> when you have a former Fed chair as Treasury Secretary, alarm bells should be going off...but, of course, this is all long forgotten
Can you elaborate on this point? I would think a cabinet member going to the fed and not coming from the fed would be more alarming. What am I missing?
What is the difference? The reason why it is alarming is because there is no political separation. It doesn't really matter which way it goes.
This happened in the 70s. Nixon politicized the role with Burns (who came from the CEA), then Carter appointed Miller (who went onto become Treasury Secretary). And btw, Miller was (with hindsight) one of the worst Fed chairs of all-time.
Tbf, Volcker came from Treasury, Geithner went into Treasury (after FRBNY) but, in both cases, they operated with Presidents who respected the distinction in functions. This distinction weakened significantly under Trump, and is now non-existent.
Is the big deal primarily that the Fed needs to be able to spike rates (like Volcker) to get rid of inflation and close a business cycle, but that tanks asset prices and forces Zombie businesses to finally die, which is politically toxic, so it doesn't happen if there is too much political control of the Fed?
Correct. In 1957 or 58 (I can't remember which), the Fed increased interest rates to remove excess out of the economy. Economy went into a fairly mild recession. The Fed gets blamed for causing the recession (the Fed Chair at the time said the Fed should to take away the punch bowl...that stopped happening). Nixon loses to JFK (remember he was Eisenhower's VP, so Nixon blamed the Fed when he lost). And the cycle that led to the inflation of the 70s (where monetary and fiscal policy is timed to the election cycle) begins, tacit political involvement).

## EXCERPTED RECORDS:
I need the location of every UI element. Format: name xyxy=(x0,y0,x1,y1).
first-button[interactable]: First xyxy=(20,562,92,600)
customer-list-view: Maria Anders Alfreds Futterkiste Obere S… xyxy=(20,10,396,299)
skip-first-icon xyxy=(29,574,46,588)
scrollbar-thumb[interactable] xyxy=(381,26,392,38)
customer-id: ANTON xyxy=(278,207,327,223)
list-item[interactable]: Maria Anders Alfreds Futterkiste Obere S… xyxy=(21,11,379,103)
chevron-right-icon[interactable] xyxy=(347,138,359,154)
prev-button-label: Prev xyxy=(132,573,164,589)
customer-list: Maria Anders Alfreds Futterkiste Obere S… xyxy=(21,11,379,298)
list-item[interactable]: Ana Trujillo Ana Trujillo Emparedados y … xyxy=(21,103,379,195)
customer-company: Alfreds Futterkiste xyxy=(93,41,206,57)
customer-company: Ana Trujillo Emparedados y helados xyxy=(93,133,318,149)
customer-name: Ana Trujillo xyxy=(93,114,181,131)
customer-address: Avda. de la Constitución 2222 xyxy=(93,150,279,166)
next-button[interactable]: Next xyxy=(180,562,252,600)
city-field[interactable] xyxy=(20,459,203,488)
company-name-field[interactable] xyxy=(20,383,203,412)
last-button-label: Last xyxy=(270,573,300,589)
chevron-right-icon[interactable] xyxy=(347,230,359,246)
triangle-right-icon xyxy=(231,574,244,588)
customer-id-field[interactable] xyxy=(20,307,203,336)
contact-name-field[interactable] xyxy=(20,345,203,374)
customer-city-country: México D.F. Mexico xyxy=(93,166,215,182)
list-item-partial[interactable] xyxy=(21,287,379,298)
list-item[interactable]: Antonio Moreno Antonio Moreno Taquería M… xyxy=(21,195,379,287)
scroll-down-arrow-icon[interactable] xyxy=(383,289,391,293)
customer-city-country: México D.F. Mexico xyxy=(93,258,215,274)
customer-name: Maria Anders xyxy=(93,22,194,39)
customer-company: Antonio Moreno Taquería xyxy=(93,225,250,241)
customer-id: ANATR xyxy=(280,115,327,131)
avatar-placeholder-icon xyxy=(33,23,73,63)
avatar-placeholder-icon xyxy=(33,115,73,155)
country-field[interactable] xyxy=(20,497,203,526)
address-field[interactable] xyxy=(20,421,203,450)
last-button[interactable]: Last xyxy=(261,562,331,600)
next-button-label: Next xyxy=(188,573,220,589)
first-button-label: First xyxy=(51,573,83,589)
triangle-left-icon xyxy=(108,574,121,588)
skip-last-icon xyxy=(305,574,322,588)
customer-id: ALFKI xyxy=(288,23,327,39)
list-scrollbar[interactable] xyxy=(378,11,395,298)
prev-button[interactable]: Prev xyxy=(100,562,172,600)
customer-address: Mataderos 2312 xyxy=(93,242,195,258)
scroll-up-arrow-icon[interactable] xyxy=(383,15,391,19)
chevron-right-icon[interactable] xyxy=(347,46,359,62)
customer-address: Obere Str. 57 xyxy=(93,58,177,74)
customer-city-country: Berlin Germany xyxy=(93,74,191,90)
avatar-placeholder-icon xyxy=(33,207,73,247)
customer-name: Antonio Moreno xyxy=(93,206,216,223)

## WHAT IS NEEDED:
In the discussion of Federal Reserve independence, which Fed chair appointed by Carter went on to become Treasury Secretary?

## RESULT OF THE TASK:
Miller